# [RECORD EXCERPTS]

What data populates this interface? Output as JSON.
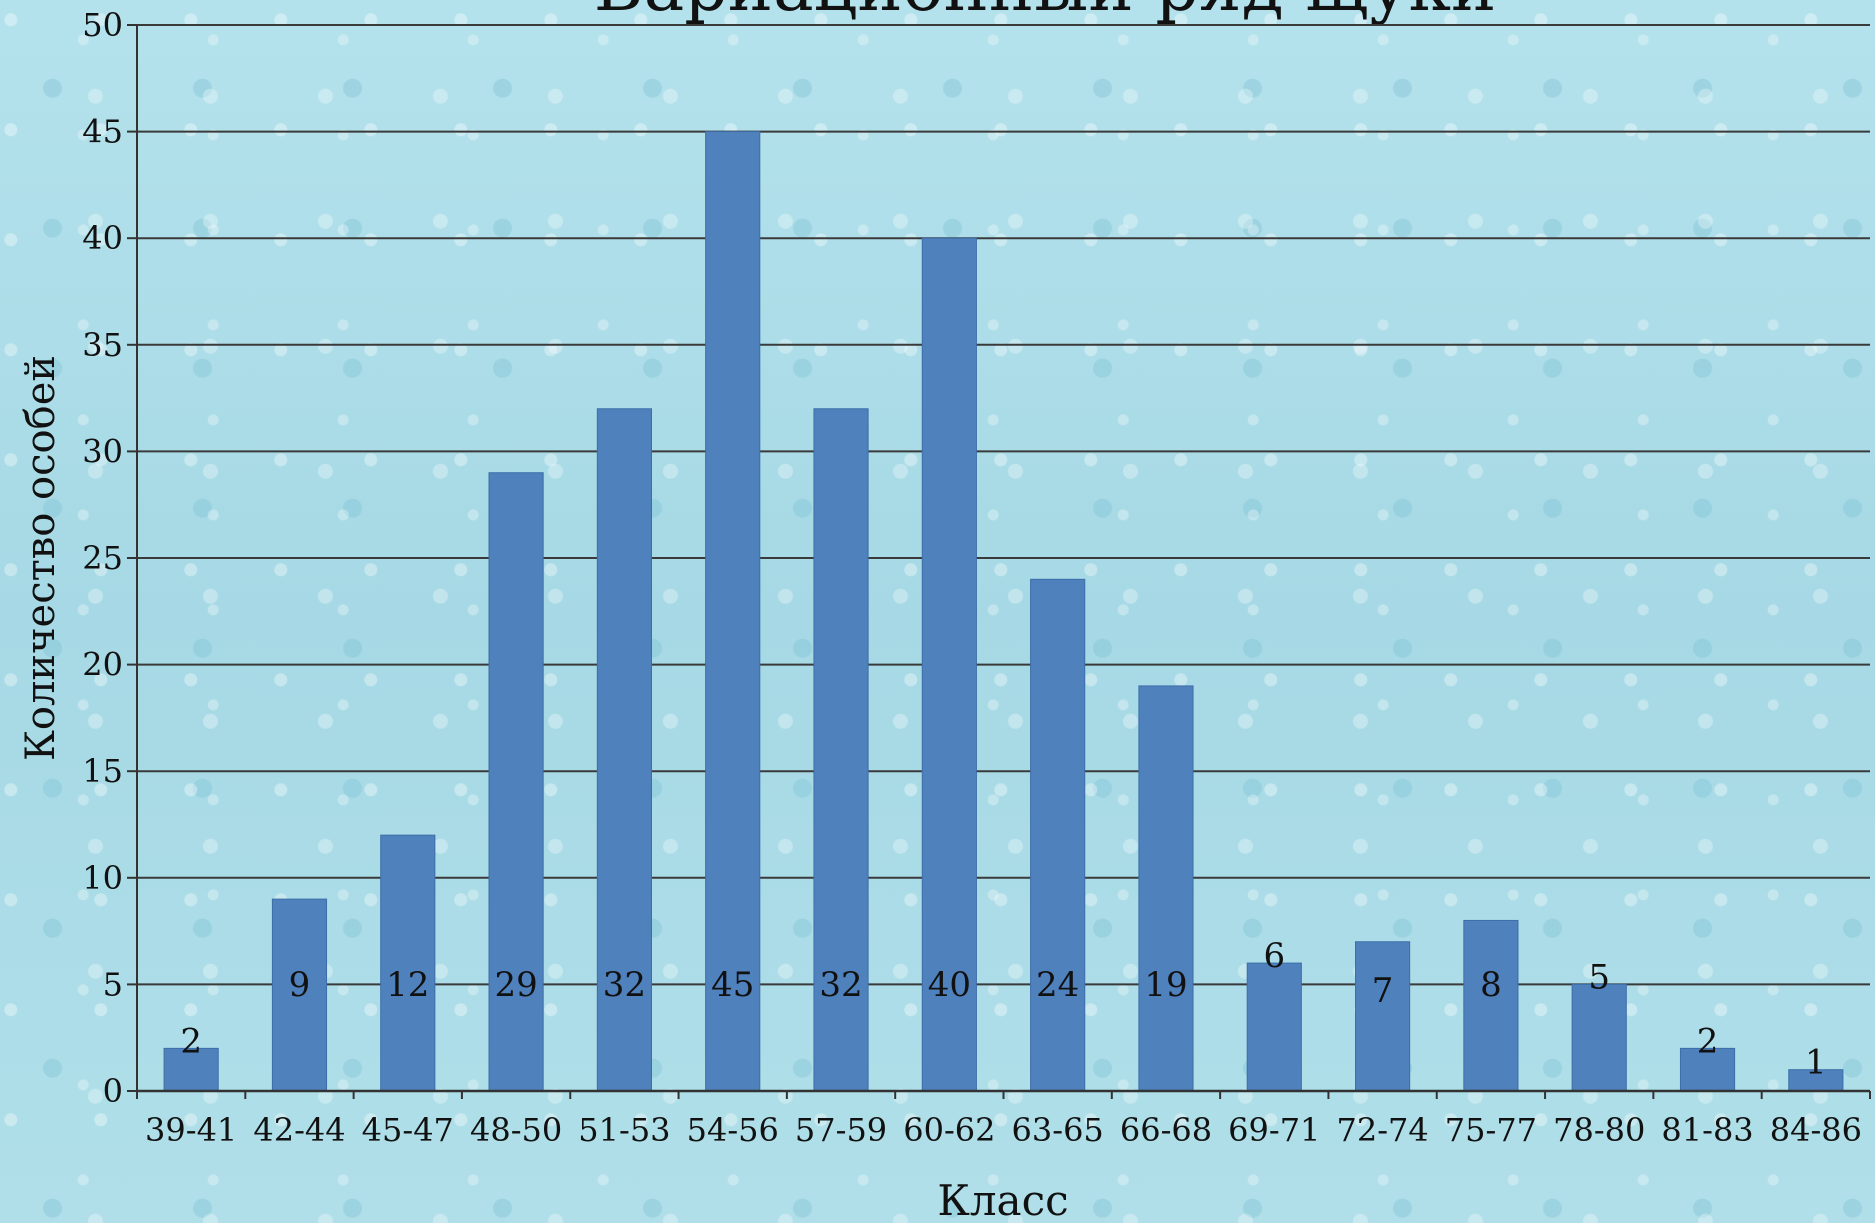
{
  "chart_data": {
    "type": "bar",
    "title": "Вариационный ряд щуки",
    "xlabel": "Класс",
    "ylabel": "Количество особей",
    "ylim": [
      0,
      50
    ],
    "yticks": [
      0,
      5,
      10,
      15,
      20,
      25,
      30,
      35,
      40,
      45,
      50
    ],
    "grid": true,
    "categories": [
      "39-41",
      "42-44",
      "45-47",
      "48-50",
      "51-53",
      "54-56",
      "57-59",
      "60-62",
      "63-65",
      "66-68",
      "69-71",
      "72-74",
      "75-77",
      "78-80",
      "81-83",
      "84-86"
    ],
    "values": [
      2,
      9,
      12,
      29,
      32,
      45,
      32,
      40,
      24,
      19,
      6,
      7,
      8,
      5,
      2,
      1
    ],
    "colors": {
      "bar": "#4f81bd",
      "bar_stroke": "#3d6ea8",
      "grid": "#3a3a3a",
      "axis": "#333333",
      "text": "#111111"
    }
  }
}
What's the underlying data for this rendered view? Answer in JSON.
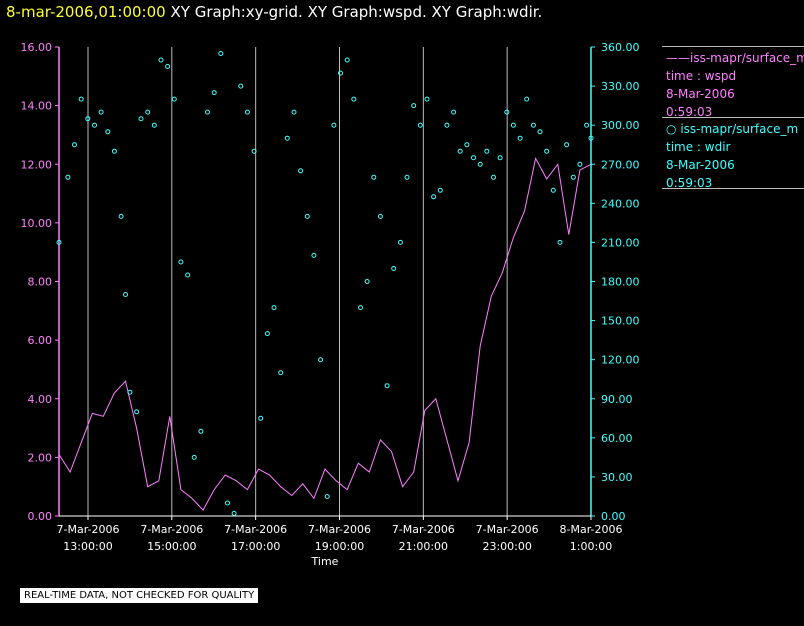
{
  "header": {
    "timestamp": "8-mar-2006,01:00:00",
    "graph_titles": "XY Graph:xy-grid.  XY Graph:wspd.  XY Graph:wdir."
  },
  "legend": {
    "wspd": {
      "marker": "——",
      "name": "iss-mapr/surface_m",
      "var": "time : wspd",
      "date": "8-Mar-2006",
      "time": "0:59:03"
    },
    "wdir": {
      "marker": "○",
      "name": "iss-mapr/surface_m",
      "var": "time : wdir",
      "date": "8-Mar-2006",
      "time": "0:59:03"
    }
  },
  "note": "REAL-TIME DATA, NOT CHECKED FOR QUALITY",
  "colors": {
    "wspd": "#ff80ff",
    "wdir": "#40ffff",
    "grid": "#bbbbbb",
    "title": "#ffff33"
  },
  "chart_data": {
    "type": "line",
    "xlabel": "Time",
    "x_tick_labels": [
      [
        "7-Mar-2006",
        "13:00:00"
      ],
      [
        "7-Mar-2006",
        "15:00:00"
      ],
      [
        "7-Mar-2006",
        "17:00:00"
      ],
      [
        "7-Mar-2006",
        "19:00:00"
      ],
      [
        "7-Mar-2006",
        "21:00:00"
      ],
      [
        "7-Mar-2006",
        "23:00:00"
      ],
      [
        "8-Mar-2006",
        "1:00:00"
      ]
    ],
    "xlim_hours": [
      0,
      12
    ],
    "left_axis": {
      "ylim": [
        0,
        16
      ],
      "ticks": [
        "0.00",
        "2.00",
        "4.00",
        "6.00",
        "8.00",
        "10.00",
        "12.00",
        "14.00",
        "16.00"
      ]
    },
    "right_axis": {
      "ylim": [
        0,
        360
      ],
      "ticks": [
        "0.00",
        "30.00",
        "60.00",
        "90.00",
        "120.00",
        "150.00",
        "180.00",
        "210.00",
        "240.00",
        "270.00",
        "300.00",
        "330.00",
        "360.00"
      ]
    },
    "series": [
      {
        "name": "wspd",
        "style": "line",
        "axis": "left",
        "x": [
          0,
          0.25,
          0.5,
          0.75,
          1,
          1.25,
          1.5,
          1.75,
          2,
          2.25,
          2.5,
          2.75,
          3,
          3.25,
          3.5,
          3.75,
          4,
          4.25,
          4.5,
          4.75,
          5,
          5.25,
          5.5,
          5.75,
          6,
          6.25,
          6.5,
          6.75,
          7,
          7.25,
          7.5,
          7.75,
          8,
          8.25,
          8.5,
          8.75,
          9,
          9.25,
          9.5,
          9.75,
          10,
          10.25,
          10.5,
          10.75,
          11,
          11.25,
          11.5,
          11.75,
          12
        ],
        "values": [
          2.1,
          1.5,
          2.5,
          3.5,
          3.4,
          4.2,
          4.6,
          3.0,
          1.0,
          1.2,
          3.4,
          0.9,
          0.6,
          0.2,
          0.9,
          1.4,
          1.2,
          0.9,
          1.6,
          1.4,
          1.0,
          0.7,
          1.1,
          0.6,
          1.6,
          1.2,
          0.9,
          1.8,
          1.5,
          2.6,
          2.2,
          1.0,
          1.5,
          3.6,
          4.0,
          2.6,
          1.2,
          2.5,
          5.8,
          7.5,
          8.3,
          9.5,
          10.4,
          12.2,
          11.5,
          12.0,
          9.6,
          11.8,
          12.0
        ]
      },
      {
        "name": "wdir",
        "style": "scatter",
        "axis": "right",
        "x": [
          0,
          0.2,
          0.35,
          0.5,
          0.65,
          0.8,
          0.95,
          1.1,
          1.25,
          1.4,
          1.5,
          1.6,
          1.75,
          1.85,
          2.0,
          2.15,
          2.3,
          2.45,
          2.6,
          2.75,
          2.9,
          3.05,
          3.2,
          3.35,
          3.5,
          3.65,
          3.8,
          3.95,
          4.1,
          4.25,
          4.4,
          4.55,
          4.7,
          4.85,
          5.0,
          5.15,
          5.3,
          5.45,
          5.6,
          5.75,
          5.9,
          6.05,
          6.2,
          6.35,
          6.5,
          6.65,
          6.8,
          6.95,
          7.1,
          7.25,
          7.4,
          7.55,
          7.7,
          7.85,
          8.0,
          8.15,
          8.3,
          8.45,
          8.6,
          8.75,
          8.9,
          9.05,
          9.2,
          9.35,
          9.5,
          9.65,
          9.8,
          9.95,
          10.1,
          10.25,
          10.4,
          10.55,
          10.7,
          10.85,
          11.0,
          11.15,
          11.3,
          11.45,
          11.6,
          11.75,
          11.9,
          12.0
        ],
        "values": [
          210,
          260,
          285,
          320,
          305,
          300,
          310,
          295,
          280,
          230,
          170,
          95,
          80,
          305,
          310,
          300,
          350,
          345,
          320,
          195,
          185,
          45,
          65,
          310,
          325,
          355,
          10,
          2,
          330,
          310,
          280,
          75,
          140,
          160,
          110,
          290,
          310,
          265,
          230,
          200,
          120,
          15,
          300,
          340,
          350,
          320,
          160,
          180,
          260,
          230,
          100,
          190,
          210,
          260,
          315,
          300,
          320,
          245,
          250,
          300,
          310,
          280,
          285,
          275,
          270,
          280,
          260,
          275,
          310,
          300,
          290,
          320,
          300,
          295,
          280,
          250,
          210,
          285,
          260,
          270,
          300,
          290
        ]
      }
    ]
  }
}
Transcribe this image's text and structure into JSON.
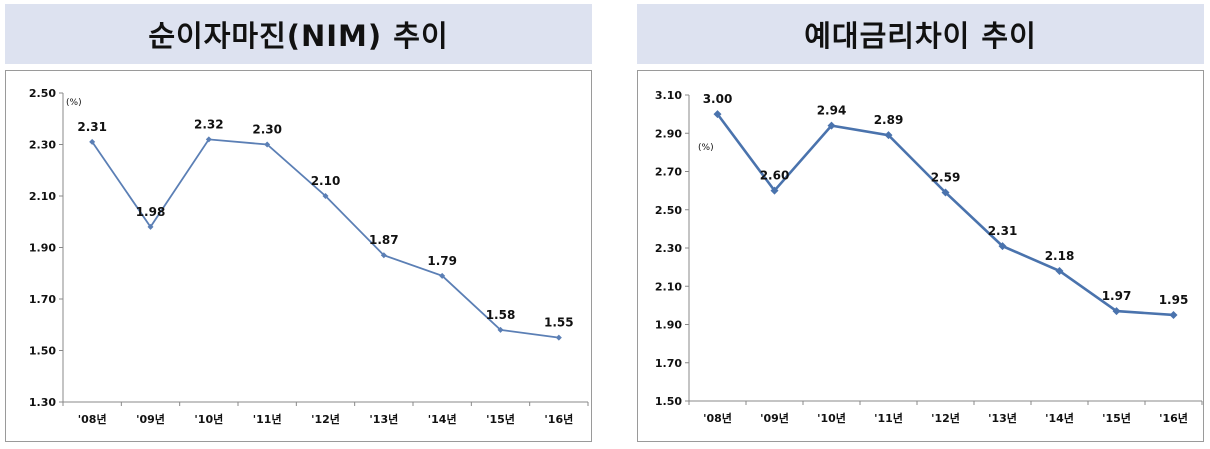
{
  "panels": [
    {
      "title": "순이자마진(NIM) 추이",
      "chart_data": {
        "type": "line",
        "categories": [
          "'08년",
          "'09년",
          "'10년",
          "'11년",
          "'12년",
          "'13년",
          "'14년",
          "'15년",
          "'16년"
        ],
        "series": [
          {
            "values": [
              2.31,
              1.98,
              2.32,
              2.3,
              2.1,
              1.87,
              1.79,
              1.58,
              1.55
            ]
          }
        ],
        "data_labels": [
          "2.31",
          "1.98",
          "2.32",
          "2.30",
          "2.10",
          "1.87",
          "1.79",
          "1.58",
          "1.55"
        ],
        "unit_label": "(%)",
        "ylim": [
          1.3,
          2.5
        ],
        "yticks": [
          "2.50",
          "2.30",
          "2.10",
          "1.90",
          "1.70",
          "1.50",
          "1.30"
        ],
        "color": "#5b7fb5",
        "grid": false
      }
    },
    {
      "title": "예대금리차이 추이",
      "chart_data": {
        "type": "line",
        "categories": [
          "'08년",
          "'09년",
          "'10년",
          "'11년",
          "'12년",
          "'13년",
          "'14년",
          "'15년",
          "'16년"
        ],
        "series": [
          {
            "values": [
              3.0,
              2.6,
              2.94,
              2.89,
              2.59,
              2.31,
              2.18,
              1.97,
              1.95
            ]
          }
        ],
        "data_labels": [
          "3.00",
          "2.60",
          "2.94",
          "2.89",
          "2.59",
          "2.31",
          "2.18",
          "1.97",
          "1.95"
        ],
        "unit_label": "(%)",
        "ylim": [
          1.5,
          3.1
        ],
        "yticks": [
          "3.10",
          "2.90",
          "2.70",
          "2.50",
          "2.30",
          "2.10",
          "1.90",
          "1.70",
          "1.50"
        ],
        "color": "#4a73ad",
        "grid": false
      }
    }
  ]
}
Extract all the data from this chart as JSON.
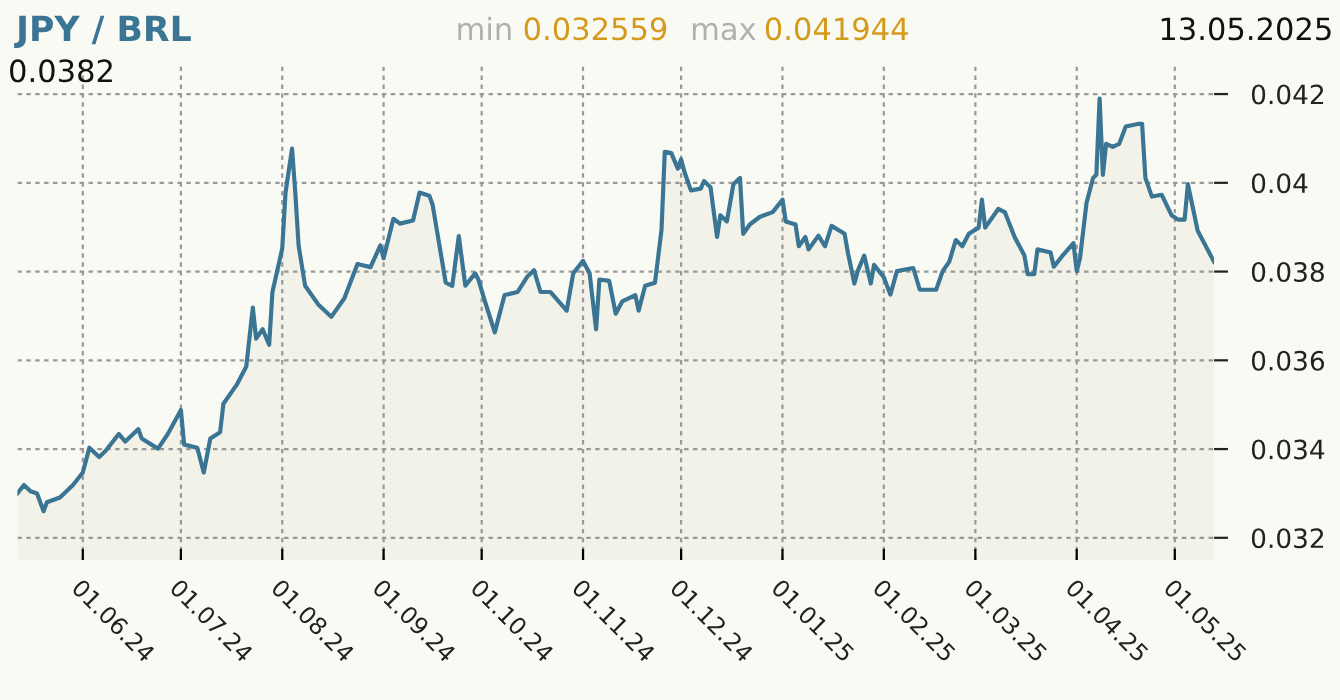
{
  "chart_data": {
    "type": "area",
    "title": "JPY / BRL",
    "annotations": [
      "min",
      "0.032559",
      "max",
      "0.041944",
      "13.05.2025",
      "0.0382"
    ],
    "series": [
      {
        "color": "#3a7594",
        "x": [
          "2024-05-12",
          "2024-05-14",
          "2024-05-16",
          "2024-05-18",
          "2024-05-20",
          "2024-05-21",
          "2024-05-25",
          "2024-05-29",
          "2024-06-01",
          "2024-06-03",
          "2024-06-06",
          "2024-06-08",
          "2024-06-12",
          "2024-06-14",
          "2024-06-18",
          "2024-06-19",
          "2024-06-24",
          "2024-06-27",
          "2024-07-01",
          "2024-07-02",
          "2024-07-06",
          "2024-07-08",
          "2024-07-10",
          "2024-07-13",
          "2024-07-14",
          "2024-07-18",
          "2024-07-21",
          "2024-07-23",
          "2024-07-24",
          "2024-07-26",
          "2024-07-28",
          "2024-07-29",
          "2024-08-01",
          "2024-08-02",
          "2024-08-04",
          "2024-08-05",
          "2024-08-06",
          "2024-08-08",
          "2024-08-12",
          "2024-08-16",
          "2024-08-20",
          "2024-08-24",
          "2024-08-28",
          "2024-08-31",
          "2024-09-01",
          "2024-09-04",
          "2024-09-06",
          "2024-09-10",
          "2024-09-12",
          "2024-09-15",
          "2024-09-16",
          "2024-09-20",
          "2024-09-22",
          "2024-09-24",
          "2024-09-26",
          "2024-09-29",
          "2024-09-30",
          "2024-10-02",
          "2024-10-05",
          "2024-10-08",
          "2024-10-12",
          "2024-10-15",
          "2024-10-17",
          "2024-10-19",
          "2024-10-22",
          "2024-10-27",
          "2024-10-29",
          "2024-11-01",
          "2024-11-03",
          "2024-11-05",
          "2024-11-06",
          "2024-11-09",
          "2024-11-11",
          "2024-11-13",
          "2024-11-17",
          "2024-11-18",
          "2024-11-20",
          "2024-11-23",
          "2024-11-25",
          "2024-11-26",
          "2024-11-28",
          "2024-11-30",
          "2024-12-01",
          "2024-12-02",
          "2024-12-04",
          "2024-12-07",
          "2024-12-08",
          "2024-12-10",
          "2024-12-12",
          "2024-12-13",
          "2024-12-15",
          "2024-12-17",
          "2024-12-19",
          "2024-12-20",
          "2024-12-22",
          "2024-12-25",
          "2024-12-29",
          "2025-01-01",
          "2025-01-02",
          "2025-01-05",
          "2025-01-06",
          "2025-01-08",
          "2025-01-09",
          "2025-01-12",
          "2025-01-14",
          "2025-01-16",
          "2025-01-20",
          "2025-01-21",
          "2025-01-23",
          "2025-01-24",
          "2025-01-26",
          "2025-01-28",
          "2025-01-29",
          "2025-02-01",
          "2025-02-03",
          "2025-02-05",
          "2025-02-10",
          "2025-02-12",
          "2025-02-17",
          "2025-02-19",
          "2025-02-21",
          "2025-02-23",
          "2025-02-25",
          "2025-02-27",
          "2025-03-02",
          "2025-03-03",
          "2025-03-04",
          "2025-03-08",
          "2025-03-10",
          "2025-03-13",
          "2025-03-16",
          "2025-03-17",
          "2025-03-19",
          "2025-03-20",
          "2025-03-24",
          "2025-03-25",
          "2025-03-28",
          "2025-03-31",
          "2025-04-01",
          "2025-04-02",
          "2025-04-04",
          "2025-04-06",
          "2025-04-07",
          "2025-04-08",
          "2025-04-09",
          "2025-04-10",
          "2025-04-12",
          "2025-04-14",
          "2025-04-16",
          "2025-04-20",
          "2025-04-21",
          "2025-04-22",
          "2025-04-24",
          "2025-04-27",
          "2025-04-30",
          "2025-05-02",
          "2025-05-04",
          "2025-05-05",
          "2025-05-08",
          "2025-05-13"
        ],
        "values": [
          0.033,
          0.03319,
          0.03305,
          0.033,
          0.0326,
          0.0328,
          0.03291,
          0.03319,
          0.03347,
          0.03403,
          0.03382,
          0.03396,
          0.03434,
          0.03417,
          0.03445,
          0.03424,
          0.03401,
          0.03434,
          0.03488,
          0.0341,
          0.03403,
          0.03347,
          0.03424,
          0.03438,
          0.03502,
          0.03544,
          0.03586,
          0.03719,
          0.03649,
          0.0367,
          0.03635,
          0.03754,
          0.03852,
          0.03978,
          0.04077,
          0.03978,
          0.03859,
          0.03768,
          0.03726,
          0.03698,
          0.0374,
          0.03817,
          0.0381,
          0.03859,
          0.0383,
          0.03919,
          0.03908,
          0.03915,
          0.03978,
          0.03971,
          0.0395,
          0.03775,
          0.03768,
          0.0388,
          0.03768,
          0.03796,
          0.03782,
          0.03733,
          0.03663,
          0.03747,
          0.03754,
          0.03789,
          0.03803,
          0.03754,
          0.03754,
          0.03712,
          0.03796,
          0.03824,
          0.03796,
          0.0367,
          0.03782,
          0.03779,
          0.03705,
          0.03733,
          0.03747,
          0.03712,
          0.03768,
          0.03775,
          0.03894,
          0.0407,
          0.04067,
          0.04032,
          0.04053,
          0.04025,
          0.03983,
          0.03987,
          0.04004,
          0.0399,
          0.03878,
          0.03927,
          0.03913,
          0.03997,
          0.04011,
          0.03885,
          0.03906,
          0.03923,
          0.03934,
          0.03962,
          0.03913,
          0.03906,
          0.03857,
          0.03878,
          0.0385,
          0.03881,
          0.03857,
          0.03903,
          0.03885,
          0.03843,
          0.03773,
          0.03801,
          0.03836,
          0.03773,
          0.03815,
          0.03787,
          0.03748,
          0.03801,
          0.03808,
          0.03759,
          0.03759,
          0.03801,
          0.03822,
          0.03871,
          0.03857,
          0.03885,
          0.03899,
          0.03962,
          0.03899,
          0.03941,
          0.03934,
          0.03878,
          0.03836,
          0.03794,
          0.03794,
          0.0385,
          0.03843,
          0.03811,
          0.03839,
          0.03864,
          0.03801,
          0.0383,
          0.03955,
          0.04011,
          0.04018,
          0.0419,
          0.04018,
          0.04088,
          0.04081,
          0.04088,
          0.04127,
          0.04133,
          0.04133,
          0.04011,
          0.03969,
          0.03973,
          0.03927,
          0.03917,
          0.03917,
          0.03997,
          0.03892,
          0.03822
        ]
      }
    ],
    "xlim": [
      "2024-05-12",
      "2025-05-13"
    ],
    "xticks": [
      {
        "value": "2024-06-01",
        "label": "01.06.24"
      },
      {
        "value": "2024-07-01",
        "label": "01.07.24"
      },
      {
        "value": "2024-08-01",
        "label": "01.08.24"
      },
      {
        "value": "2024-09-01",
        "label": "01.09.24"
      },
      {
        "value": "2024-10-01",
        "label": "01.10.24"
      },
      {
        "value": "2024-11-01",
        "label": "01.11.24"
      },
      {
        "value": "2024-12-01",
        "label": "01.12.24"
      },
      {
        "value": "2025-01-01",
        "label": "01.01.25"
      },
      {
        "value": "2025-02-01",
        "label": "01.02.25"
      },
      {
        "value": "2025-03-01",
        "label": "01.03.25"
      },
      {
        "value": "2025-04-01",
        "label": "01.04.25"
      },
      {
        "value": "2025-05-01",
        "label": "01.05.25"
      }
    ],
    "ylim": [
      0.0315,
      0.0427
    ],
    "yticks": [
      0.032,
      0.034,
      0.036,
      0.038,
      0.04,
      0.042
    ],
    "grid": true,
    "legend": false
  }
}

# [PROBLEM DESCRIPTION]
Copy each line of the listing that contains the string "name".

# [ANSWER TO THE EXERCISE]
      "name": "iss-mapr/surface_m",
      "name": "iss-mapr/surface_m",
        "name": "wspd",
        "name": "wdir",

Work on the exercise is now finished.